**PROBLEM:**
Reproduce every entry below precisely. Pictures are excluded from the copy.

**THE DATA:**
++++++
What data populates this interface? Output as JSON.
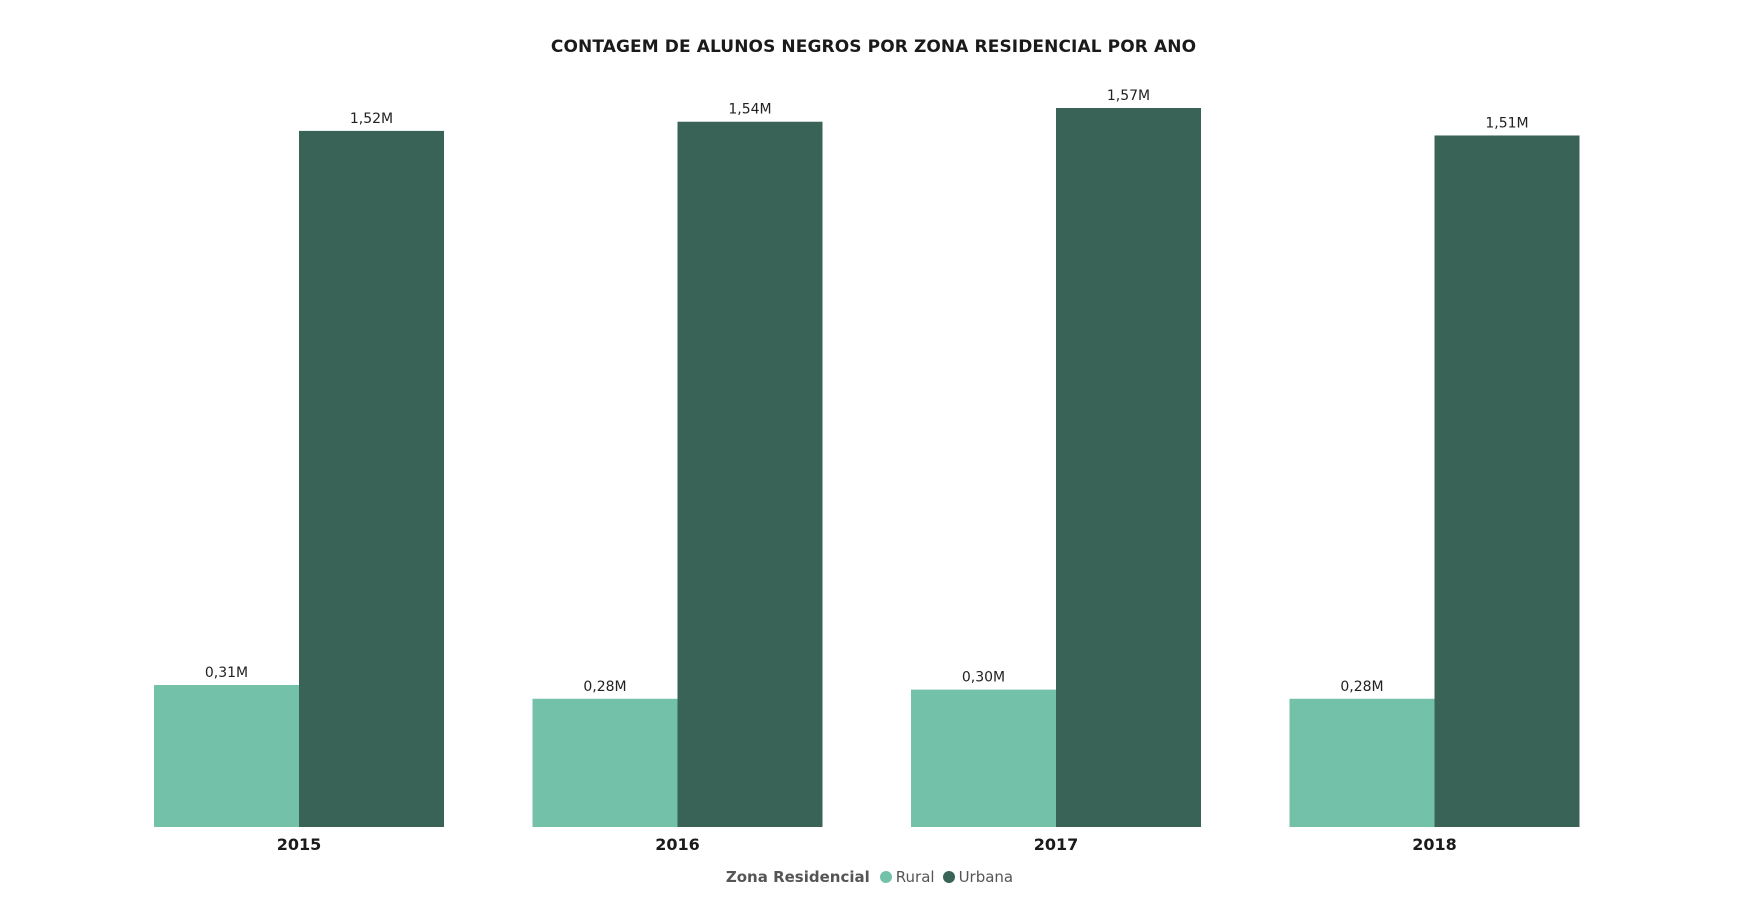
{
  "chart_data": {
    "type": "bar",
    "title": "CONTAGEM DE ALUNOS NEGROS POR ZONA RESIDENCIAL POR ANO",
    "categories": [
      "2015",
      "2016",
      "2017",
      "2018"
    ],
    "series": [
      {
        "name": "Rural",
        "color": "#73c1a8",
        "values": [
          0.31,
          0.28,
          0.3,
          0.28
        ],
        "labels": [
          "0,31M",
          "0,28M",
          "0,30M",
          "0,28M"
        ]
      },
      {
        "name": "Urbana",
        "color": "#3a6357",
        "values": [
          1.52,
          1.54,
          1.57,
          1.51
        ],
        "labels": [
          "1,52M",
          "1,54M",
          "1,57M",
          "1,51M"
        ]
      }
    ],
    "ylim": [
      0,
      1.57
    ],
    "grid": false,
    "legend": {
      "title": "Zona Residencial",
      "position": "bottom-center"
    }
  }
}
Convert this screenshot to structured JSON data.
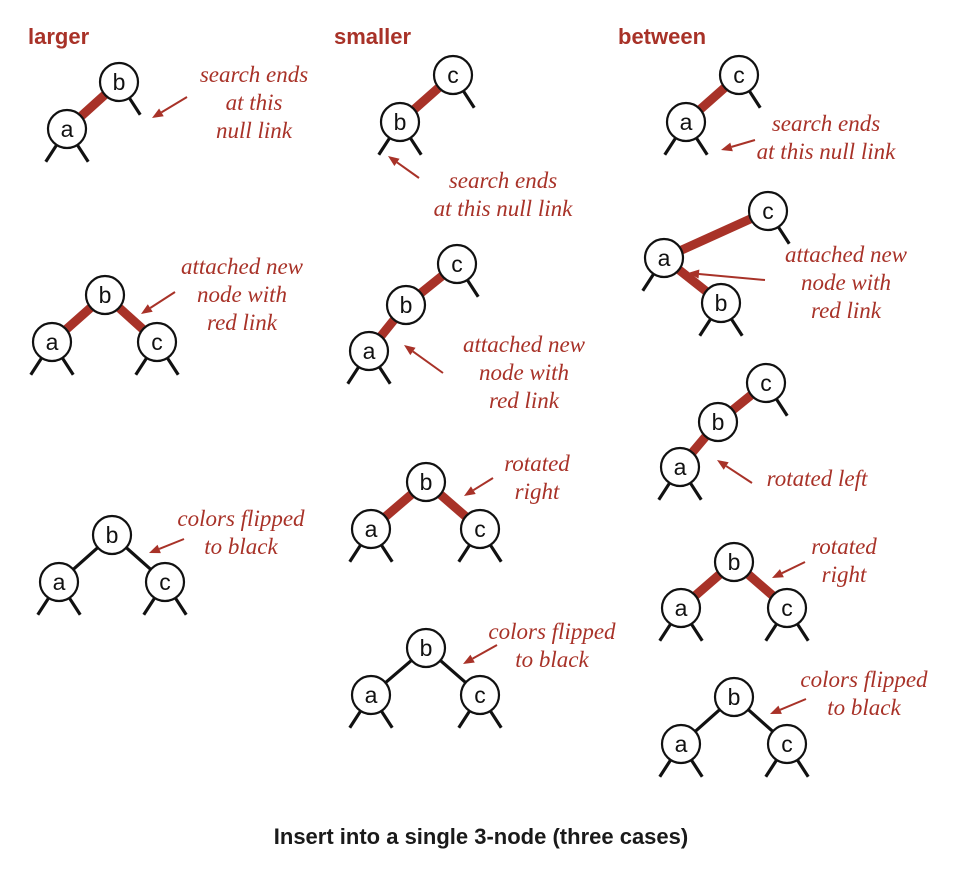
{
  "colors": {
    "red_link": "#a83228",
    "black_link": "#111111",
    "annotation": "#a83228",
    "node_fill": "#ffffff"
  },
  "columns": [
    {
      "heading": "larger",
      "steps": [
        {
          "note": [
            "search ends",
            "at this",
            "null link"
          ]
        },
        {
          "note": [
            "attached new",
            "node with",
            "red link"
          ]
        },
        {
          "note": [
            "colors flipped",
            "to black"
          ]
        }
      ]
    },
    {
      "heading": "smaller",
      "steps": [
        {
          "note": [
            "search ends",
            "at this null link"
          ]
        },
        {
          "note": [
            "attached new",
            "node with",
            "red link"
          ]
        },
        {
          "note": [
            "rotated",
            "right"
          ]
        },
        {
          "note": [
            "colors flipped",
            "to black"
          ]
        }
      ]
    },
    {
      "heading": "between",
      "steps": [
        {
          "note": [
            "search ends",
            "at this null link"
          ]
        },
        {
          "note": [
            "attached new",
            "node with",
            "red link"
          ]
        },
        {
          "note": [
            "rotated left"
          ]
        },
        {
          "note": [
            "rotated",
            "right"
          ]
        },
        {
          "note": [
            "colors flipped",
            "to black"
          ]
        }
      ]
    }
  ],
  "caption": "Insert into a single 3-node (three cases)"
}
++++++
**RESULT OF THIS TASK:**
What data populates this interface? Output as JSON.
{
  "chart_data": {
    "type": "bar",
    "title": "CONTAGEM DE ALUNOS NEGROS POR ZONA RESIDENCIAL POR ANO",
    "categories": [
      "2015",
      "2016",
      "2017",
      "2018"
    ],
    "series": [
      {
        "name": "Rural",
        "color": "#73c1a8",
        "values": [
          0.31,
          0.28,
          0.3,
          0.28
        ],
        "labels": [
          "0,31M",
          "0,28M",
          "0,30M",
          "0,28M"
        ]
      },
      {
        "name": "Urbana",
        "color": "#3a6357",
        "values": [
          1.52,
          1.54,
          1.57,
          1.51
        ],
        "labels": [
          "1,52M",
          "1,54M",
          "1,57M",
          "1,51M"
        ]
      }
    ],
    "ylim": [
      0,
      1.57
    ],
    "grid": false,
    "legend": {
      "title": "Zona Residencial",
      "position": "bottom-center"
    }
  }
}
Convert this screenshot to structured JSON data.
{
  "colors": {
    "red_link": "#a83228",
    "black_link": "#111111",
    "annotation": "#a83228",
    "node_fill": "#ffffff"
  },
  "columns": [
    {
      "heading": "larger",
      "steps": [
        {
          "note": [
            "search ends",
            "at this",
            "null link"
          ]
        },
        {
          "note": [
            "attached new",
            "node with",
            "red link"
          ]
        },
        {
          "note": [
            "colors flipped",
            "to black"
          ]
        }
      ]
    },
    {
      "heading": "smaller",
      "steps": [
        {
          "note": [
            "search ends",
            "at this null link"
          ]
        },
        {
          "note": [
            "attached new",
            "node with",
            "red link"
          ]
        },
        {
          "note": [
            "rotated",
            "right"
          ]
        },
        {
          "note": [
            "colors flipped",
            "to black"
          ]
        }
      ]
    },
    {
      "heading": "between",
      "steps": [
        {
          "note": [
            "search ends",
            "at this null link"
          ]
        },
        {
          "note": [
            "attached new",
            "node with",
            "red link"
          ]
        },
        {
          "note": [
            "rotated left"
          ]
        },
        {
          "note": [
            "rotated",
            "right"
          ]
        },
        {
          "note": [
            "colors flipped",
            "to black"
          ]
        }
      ]
    }
  ],
  "caption": "Insert into a single 3-node (three cases)"
}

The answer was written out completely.